The exercise
Skip the pictures. Repeat everything else in the records word for word.

Listed records
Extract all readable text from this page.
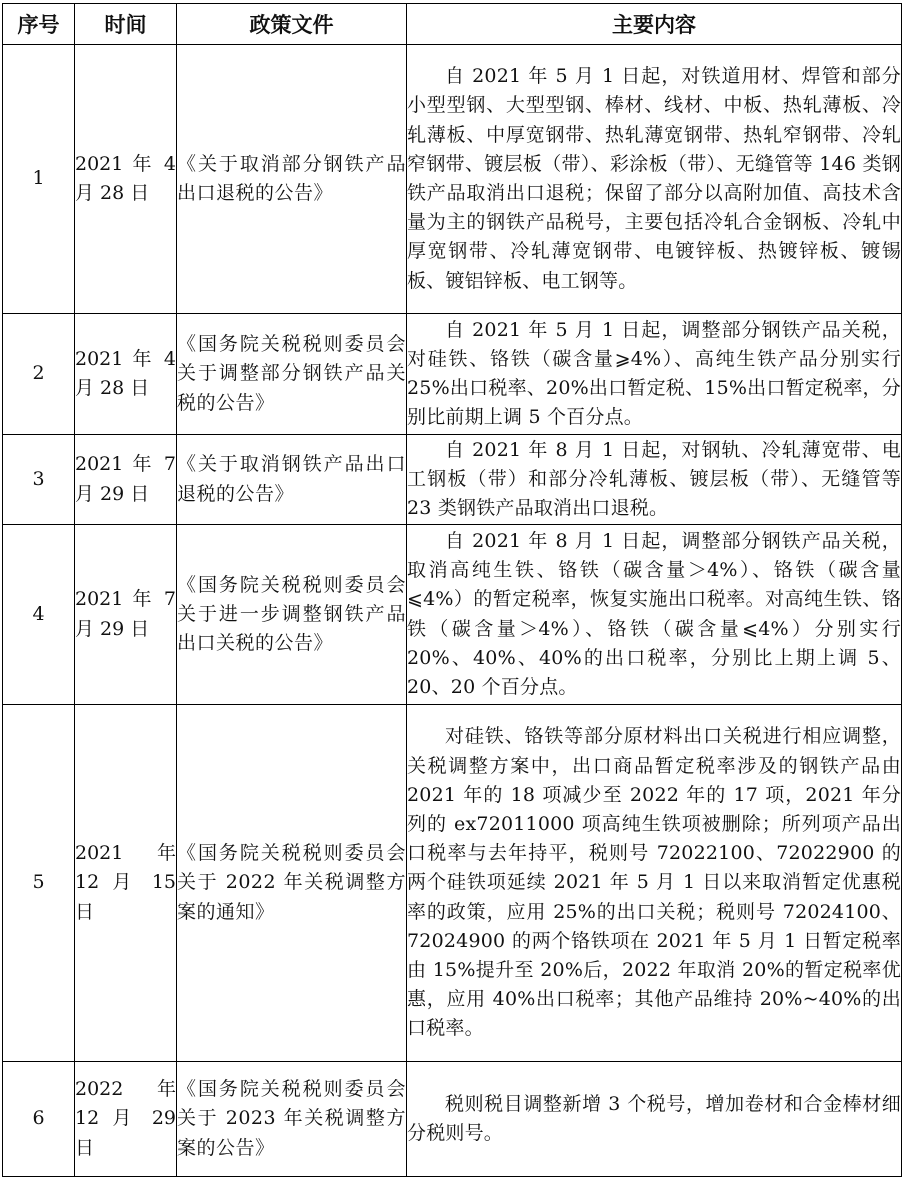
序号	时间	政策文件	主要内容
1	2021 年 4 月 28 日	《关于取消部分钢铁产品出口退税的公告》	自 2021 年 5 月 1 日起，对铁道用材、焊管和部分小型型钢、大型型钢、棒材、线材、中板、热轧薄板、冷轧薄板、中厚宽钢带、热轧薄宽钢带、热轧窄钢带、冷轧窄钢带、镀层板（带）、彩涂板（带）、无缝管等 146 类钢铁产品取消出口退税；保留了部分以高附加值、高技术含量为主的钢铁产品税号，主要包括冷轧合金钢板、冷轧中厚宽钢带、冷轧薄宽钢带、电镀锌板、热镀锌板、镀锡板、镀铝锌板、电工钢等。
2	2021 年 4 月 28 日	《国务院关税税则委员会关于调整部分钢铁产品关税的公告》	自 2021 年 5 月 1 日起，调整部分钢铁产品关税，对硅铁、铬铁（碳含量⩾4%）、高纯生铁产品分别实行 25%出口税率、20%出口暂定税、15%出口暂定税率，分别比前期上调 5 个百分点。
3	2021 年 7 月 29 日	《关于取消钢铁产品出口退税的公告》	自 2021 年 8 月 1 日起，对钢轨、冷轧薄宽带、电工钢板（带）和部分冷轧薄板、镀层板（带）、无缝管等 23 类钢铁产品取消出口退税。
4	2021 年 7 月 29 日	《国务院关税税则委员会关于进一步调整钢铁产品出口关税的公告》	自 2021 年 8 月 1 日起，调整部分钢铁产品关税，取消高纯生铁、铬铁（碳含量＞4%）、铬铁（碳含量⩽4%）的暂定税率，恢复实施出口税率。对高纯生铁、铬铁（碳含量＞4%）、铬铁（碳含量⩽4%）分别实行 20%、40%、40%的出口税率，分别比上期上调 5、20、20 个百分点。
5	2021 年 12 月 15 日	《国务院关税税则委员会关于 2022 年关税调整方案的通知》	对硅铁、铬铁等部分原材料出口关税进行相应调整，关税调整方案中，出口商品暂定税率涉及的钢铁产品由 2021 年的 18 项减少至 2022 年的 17 项，2021 年分列的 ex72011000 项高纯生铁项被删除；所列项产品出口税率与去年持平，税则号 72022100、72022900 的两个硅铁项延续 2021 年 5 月 1 日以来取消暂定优惠税率的政策，应用 25%的出口关税；税则号 72024100、72024900 的两个铬铁项在 2021 年 5 月 1 日暂定税率由 15%提升至 20%后，2022 年取消 20%的暂定税率优惠，应用 40%出口税率；其他产品维持 20%~40%的出口税率。
6	2022 年 12 月 29 日	《国务院关税税则委员会关于 2023 年关税调整方案的公告》	税则税目调整新增 3 个税号，增加卷材和合金棒材细分税则号。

Response
Extract all readable text from this page.
序号	时间	政策文件	主要内容
1	2021 年 4 月 28 日	《关于取消部分钢铁产品出口退税的公告》	自 2021 年 5 月 1 日起，对铁道用材、焊管和部分小型型钢、大型型钢、棒材、线材、中板、热轧薄板、冷轧薄板、中厚宽钢带、热轧薄宽钢带、热轧窄钢带、冷轧窄钢带、镀层板（带）、彩涂板（带）、无缝管等 146 类钢铁产品取消出口退税；保留了部分以高附加值、高技术含量为主的钢铁产品税号，主要包括冷轧合金钢板、冷轧中厚宽钢带、冷轧薄宽钢带、电镀锌板、热镀锌板、镀锡板、镀铝锌板、电工钢等。
2	2021 年 4 月 28 日	《国务院关税税则委员会关于调整部分钢铁产品关税的公告》	自 2021 年 5 月 1 日起，调整部分钢铁产品关税，对硅铁、铬铁（碳含量⩾4%）、高纯生铁产品分别实行 25%出口税率、20%出口暂定税、15%出口暂定税率，分别比前期上调 5 个百分点。
3	2021 年 7 月 29 日	《关于取消钢铁产品出口退税的公告》	自 2021 年 8 月 1 日起，对钢轨、冷轧薄宽带、电工钢板（带）和部分冷轧薄板、镀层板（带）、无缝管等 23 类钢铁产品取消出口退税。
4	2021 年 7 月 29 日	《国务院关税税则委员会关于进一步调整钢铁产品出口关税的公告》	自 2021 年 8 月 1 日起，调整部分钢铁产品关税，取消高纯生铁、铬铁（碳含量＞4%）、铬铁（碳含量⩽4%）的暂定税率，恢复实施出口税率。对高纯生铁、铬铁（碳含量＞4%）、铬铁（碳含量⩽4%）分别实行 20%、40%、40%的出口税率，分别比上期上调 5、20、20 个百分点。
5	2021 年 12 月 15 日	《国务院关税税则委员会关于 2022 年关税调整方案的通知》	对硅铁、铬铁等部分原材料出口关税进行相应调整，关税调整方案中，出口商品暂定税率涉及的钢铁产品由 2021 年的 18 项减少至 2022 年的 17 项，2021 年分列的 ex72011000 项高纯生铁项被删除；所列项产品出口税率与去年持平，税则号 72022100、72022900 的两个硅铁项延续 2021 年 5 月 1 日以来取消暂定优惠税率的政策，应用 25%的出口关税；税则号 72024100、72024900 的两个铬铁项在 2021 年 5 月 1 日暂定税率由 15%提升至 20%后，2022 年取消 20%的暂定税率优惠，应用 40%出口税率；其他产品维持 20%~40%的出口税率。
6	2022 年 12 月 29 日	《国务院关税税则委员会关于 2023 年关税调整方案的公告》	税则税目调整新增 3 个税号，增加卷材和合金棒材细分税则号。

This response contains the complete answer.